Task details>
Restate the full set of records exactly, word for word.

Start Dataset entries

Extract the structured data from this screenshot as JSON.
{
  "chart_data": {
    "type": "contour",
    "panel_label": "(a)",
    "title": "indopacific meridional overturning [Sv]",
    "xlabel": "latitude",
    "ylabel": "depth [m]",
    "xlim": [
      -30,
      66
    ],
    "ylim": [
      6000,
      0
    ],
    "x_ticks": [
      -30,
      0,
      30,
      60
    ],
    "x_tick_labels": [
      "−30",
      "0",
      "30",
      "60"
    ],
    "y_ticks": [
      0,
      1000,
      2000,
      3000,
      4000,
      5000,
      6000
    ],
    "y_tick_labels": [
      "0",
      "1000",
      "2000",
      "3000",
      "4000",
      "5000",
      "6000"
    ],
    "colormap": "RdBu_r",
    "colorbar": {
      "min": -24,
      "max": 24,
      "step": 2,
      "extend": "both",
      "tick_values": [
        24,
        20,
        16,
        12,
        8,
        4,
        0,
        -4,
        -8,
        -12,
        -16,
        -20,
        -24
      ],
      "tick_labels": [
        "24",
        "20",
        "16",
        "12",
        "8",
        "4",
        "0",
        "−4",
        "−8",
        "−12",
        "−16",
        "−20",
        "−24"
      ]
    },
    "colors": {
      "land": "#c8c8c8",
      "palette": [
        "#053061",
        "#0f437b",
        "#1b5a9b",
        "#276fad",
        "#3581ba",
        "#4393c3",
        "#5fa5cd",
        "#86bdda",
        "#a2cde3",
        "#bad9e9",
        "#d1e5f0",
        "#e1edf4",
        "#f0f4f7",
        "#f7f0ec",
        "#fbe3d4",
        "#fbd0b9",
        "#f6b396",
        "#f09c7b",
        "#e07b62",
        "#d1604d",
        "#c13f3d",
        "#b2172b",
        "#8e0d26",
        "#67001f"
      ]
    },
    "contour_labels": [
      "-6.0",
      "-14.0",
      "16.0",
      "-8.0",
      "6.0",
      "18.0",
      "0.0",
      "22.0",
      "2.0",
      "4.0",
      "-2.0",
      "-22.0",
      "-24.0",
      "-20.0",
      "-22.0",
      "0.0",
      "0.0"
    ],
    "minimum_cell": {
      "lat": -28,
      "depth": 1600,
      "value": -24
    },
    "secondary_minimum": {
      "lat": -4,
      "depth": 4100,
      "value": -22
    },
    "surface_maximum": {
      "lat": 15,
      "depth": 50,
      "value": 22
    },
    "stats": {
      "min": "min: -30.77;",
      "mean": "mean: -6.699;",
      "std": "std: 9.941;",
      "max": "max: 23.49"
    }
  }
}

End Dataset entries

Solved exercise>
Extract the structured data from this screenshot as JSON.
{
  "chart_data": {
    "type": "contour",
    "panel_label": "(a)",
    "title": "indopacific meridional overturning [Sv]",
    "xlabel": "latitude",
    "ylabel": "depth [m]",
    "xlim": [
      -30,
      66
    ],
    "ylim": [
      6000,
      0
    ],
    "x_ticks": [
      -30,
      0,
      30,
      60
    ],
    "x_tick_labels": [
      "−30",
      "0",
      "30",
      "60"
    ],
    "y_ticks": [
      0,
      1000,
      2000,
      3000,
      4000,
      5000,
      6000
    ],
    "y_tick_labels": [
      "0",
      "1000",
      "2000",
      "3000",
      "4000",
      "5000",
      "6000"
    ],
    "colormap": "RdBu_r",
    "colorbar": {
      "min": -24,
      "max": 24,
      "step": 2,
      "extend": "both",
      "tick_values": [
        24,
        20,
        16,
        12,
        8,
        4,
        0,
        -4,
        -8,
        -12,
        -16,
        -20,
        -24
      ],
      "tick_labels": [
        "24",
        "20",
        "16",
        "12",
        "8",
        "4",
        "0",
        "−4",
        "−8",
        "−12",
        "−16",
        "−20",
        "−24"
      ]
    },
    "colors": {
      "land": "#c8c8c8",
      "palette": [
        "#053061",
        "#0f437b",
        "#1b5a9b",
        "#276fad",
        "#3581ba",
        "#4393c3",
        "#5fa5cd",
        "#86bdda",
        "#a2cde3",
        "#bad9e9",
        "#d1e5f0",
        "#e1edf4",
        "#f0f4f7",
        "#f7f0ec",
        "#fbe3d4",
        "#fbd0b9",
        "#f6b396",
        "#f09c7b",
        "#e07b62",
        "#d1604d",
        "#c13f3d",
        "#b2172b",
        "#8e0d26",
        "#67001f"
      ]
    },
    "contour_labels": [
      "-6.0",
      "-14.0",
      "16.0",
      "-8.0",
      "6.0",
      "18.0",
      "0.0",
      "22.0",
      "2.0",
      "4.0",
      "-2.0",
      "-22.0",
      "-24.0",
      "-20.0",
      "-22.0",
      "0.0",
      "0.0"
    ],
    "minimum_cell": {
      "lat": -28,
      "depth": 1600,
      "value": -24
    },
    "secondary_minimum": {
      "lat": -4,
      "depth": 4100,
      "value": -22
    },
    "surface_maximum": {
      "lat": 15,
      "depth": 50,
      "value": 22
    },
    "stats": {
      "min": "min: -30.77;",
      "mean": "mean: -6.699;",
      "std": "std: 9.941;",
      "max": "max: 23.49"
    }
  }
}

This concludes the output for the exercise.